Elementary and middle schoolchildren will learn a lesson about exothermic reactions while participating in the exploding jack-o'-lantern experiment. Before conducting the experiment, have students define an exothermic reaction. Carve a pumpkin. Pour half a cup of six per cent hydrogen peroxide, a tablespoon of liquid dish soap and eight drops of food colouring into a soda bottle. Place the bottle inside the pumpkin. In a separate bowl, mix together a small packet of dry yeast and three tablespoons of warm water. Pour the mixture into the bottle. Place the top back on the jack-o'-lantern and stand back. Foam will explode out of the jack-o'-lantern. The yeast will quickly remove the oxygen from the peroxide, creating lots of bubbles filled with oxygen.

Crisp Rocket Can

Middle school through high schoolchildren will learn how rockets launch into space while conducting the exploding rocket can experiment. Empty and cut a small hole into both ends of a tall crisp can. Connect a methane gas tap to a piece of rubber tubing and fill the can full of gas while covering the second hole. Place the can face down on a stand and ensure that students watch from a safe distance. Light the metal end and back away. In approximately one minute the gas and air will cause the crisp can to launch.

§ Short exercise A: In the records, reproduce everything from the line containing "- series-x-value: =Sheet2!$G$7: [237, 308, 312, 320]" down to the line containing "- label-part: Y: [271, 328, 279, 342]", both lines included, character for character.

§ Provided records:
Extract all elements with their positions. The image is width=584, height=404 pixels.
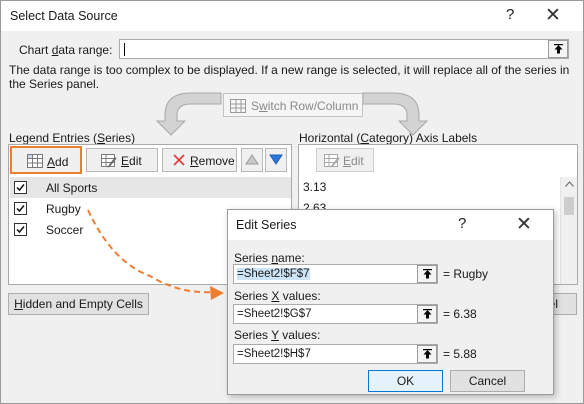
- series-x-value: =Sheet2!$G$7: [237, 308, 312, 320]
- collapse-x-button[interactable]: [417, 305, 437, 323]
- collapse-y-button[interactable]: [417, 345, 437, 363]
- edit-series-title: Edit Series: [236, 218, 297, 232]
- series-y-input[interactable]: =Sheet2!$H$7: [233, 344, 438, 364]
- series-name-result: = Rugby: [443, 267, 489, 281]
- edit-series-title-bar: Edit Series ? ✕: [228, 210, 553, 240]
- label-part: values:: [279, 289, 321, 303]
- series-y-result: = 5.88: [443, 347, 477, 361]
- edit-cancel-button[interactable]: Cancel: [450, 370, 525, 392]
- help-icon[interactable]: ?: [458, 215, 466, 232]
- edit-series-dialog: Edit Series ? ✕ Series name: =Sheet2!$F$…: [227, 209, 554, 395]
- series-x-result: = 6.38: [443, 307, 477, 321]
- series-y-label: Series Y values:: [234, 328, 320, 342]
- label-part: Series: [234, 328, 272, 342]
- series-y-value: =Sheet2!$H$7: [237, 348, 311, 360]
- ok-label: OK: [396, 374, 415, 388]
- label-part: ame:: [278, 251, 305, 265]
- series-x-input[interactable]: =Sheet2!$G$7: [233, 304, 438, 324]
- cancel-label: Cancel: [468, 374, 507, 388]
- series-x-label: Series X values:: [234, 289, 321, 303]
- ok-button[interactable]: OK: [368, 370, 443, 392]
- collapse-range-icon: [423, 269, 432, 279]
- label-part: Series: [234, 251, 272, 265]
- label-part: values:: [278, 328, 321, 342]
- label-part: Series: [234, 289, 272, 303]
- close-icon[interactable]: ✕: [516, 213, 532, 236]
- collapse-range-icon: [423, 349, 432, 359]
- collapse-name-button[interactable]: [417, 265, 437, 283]
- collapse-range-icon: [423, 309, 432, 319]
- label-part: Y: [271, 328, 279, 342]
- series-name-label: Series name:: [234, 251, 305, 265]
- series-name-input[interactable]: =Sheet2!$F$7: [233, 264, 438, 284]
- series-name-value: =Sheet2!$F$7: [237, 268, 310, 280]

§ Short exercise B: Continue the piece on exploding classroom science experiments from the point where it stops.

§ Result A:
- series-x-value: =Sheet2!$G$7: [237, 308, 312, 320]
- collapse-x-button[interactable]: [417, 305, 437, 323]
- collapse-y-button[interactable]: [417, 345, 437, 363]
- edit-series-title: Edit Series: [236, 218, 297, 232]
- series-y-input[interactable]: =Sheet2!$H$7: [233, 344, 438, 364]
- series-name-result: = Rugby: [443, 267, 489, 281]
- edit-series-title-bar: Edit Series ? ✕: [228, 210, 553, 240]
- label-part: values:: [279, 289, 321, 303]
- series-y-result: = 5.88: [443, 347, 477, 361]
- edit-cancel-button[interactable]: Cancel: [450, 370, 525, 392]
- help-icon[interactable]: ?: [458, 215, 466, 232]
- edit-series-dialog: Edit Series ? ✕ Series name: =Sheet2!$F$…: [227, 209, 554, 395]
- series-x-result: = 6.38: [443, 307, 477, 321]
- series-y-label: Series Y values:: [234, 328, 320, 342]
- label-part: Series: [234, 328, 272, 342]
- series-y-value: =Sheet2!$H$7: [237, 348, 311, 360]
- ok-label: OK: [396, 374, 415, 388]
- label-part: ame:: [278, 251, 305, 265]
- series-x-input[interactable]: =Sheet2!$G$7: [233, 304, 438, 324]
- cancel-label: Cancel: [468, 374, 507, 388]
- series-x-label: Series X values:: [234, 289, 321, 303]
- ok-button[interactable]: OK: [368, 370, 443, 392]
- collapse-range-icon: [423, 269, 432, 279]
- label-part: Series: [234, 251, 272, 265]
- label-part: values:: [278, 328, 321, 342]
- label-part: Series: [234, 289, 272, 303]
- close-icon[interactable]: ✕: [516, 213, 532, 236]
- collapse-range-icon: [423, 349, 432, 359]
- collapse-name-button[interactable]: [417, 265, 437, 283]
- collapse-range-icon: [423, 309, 432, 319]
- label-part: Y: [271, 328, 279, 342]

§ Result B:
Exploding Egg

Children will learn a lesson on pressure with this experiment. Middle school students can participate by poking a pin hole in both ends of an egg and blowing the insides out. Place the empty egg shell on a stand and fill with hydrogen. Make sure students watch from a safe distance, light the top of the egg and move away. Hydrogen will rise to the top of the egg and air will fill the bottom. The hydrogen ignites, which cause the gasses in the egg to get very hot and expand. The pressure is too high, so the egg explodes.

Marshmallow Bomb

Give elementary students a lesson in physical science with the marshmallow bomb. A microwave excites water molecules in food. The faster the molecules spin the hotter they become. The heat causes the air bubbles in the marshmallow to expand until it blows up. Place a marshmallow on a plate in a microwave oven for one minute. Experiment with several different time settings to see how long it takes for the marshmallow to explode.